Stated problem: Wherever "توقيع" appears in a line, list that line.

Information given:
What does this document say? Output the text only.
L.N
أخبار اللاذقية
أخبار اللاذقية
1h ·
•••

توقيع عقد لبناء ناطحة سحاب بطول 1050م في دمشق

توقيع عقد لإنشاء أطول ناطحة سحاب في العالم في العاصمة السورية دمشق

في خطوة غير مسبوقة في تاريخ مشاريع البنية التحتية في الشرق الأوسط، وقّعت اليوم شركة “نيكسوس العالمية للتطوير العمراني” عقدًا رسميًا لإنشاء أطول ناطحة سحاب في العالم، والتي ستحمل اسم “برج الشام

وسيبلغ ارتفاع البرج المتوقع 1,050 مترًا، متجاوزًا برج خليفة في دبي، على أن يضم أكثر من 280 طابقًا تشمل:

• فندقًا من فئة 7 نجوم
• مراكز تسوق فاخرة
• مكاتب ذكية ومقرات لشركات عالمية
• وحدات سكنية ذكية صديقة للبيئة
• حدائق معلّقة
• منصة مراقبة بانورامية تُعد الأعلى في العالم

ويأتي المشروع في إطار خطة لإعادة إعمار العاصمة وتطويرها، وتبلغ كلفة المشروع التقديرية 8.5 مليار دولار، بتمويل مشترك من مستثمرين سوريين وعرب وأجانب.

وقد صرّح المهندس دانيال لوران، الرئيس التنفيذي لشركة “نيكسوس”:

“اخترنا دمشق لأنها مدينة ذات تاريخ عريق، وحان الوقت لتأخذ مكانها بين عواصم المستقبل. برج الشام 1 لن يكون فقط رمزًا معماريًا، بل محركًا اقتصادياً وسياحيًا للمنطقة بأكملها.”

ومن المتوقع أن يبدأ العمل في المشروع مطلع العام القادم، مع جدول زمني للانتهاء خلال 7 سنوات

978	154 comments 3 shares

Response below:
توقيع عقد لبناء ناطحة سحاب بطول 1050م في دمشق
توقيع عقد لإنشاء أطول ناطحة سحاب في العالم في العاصمة السورية دمشق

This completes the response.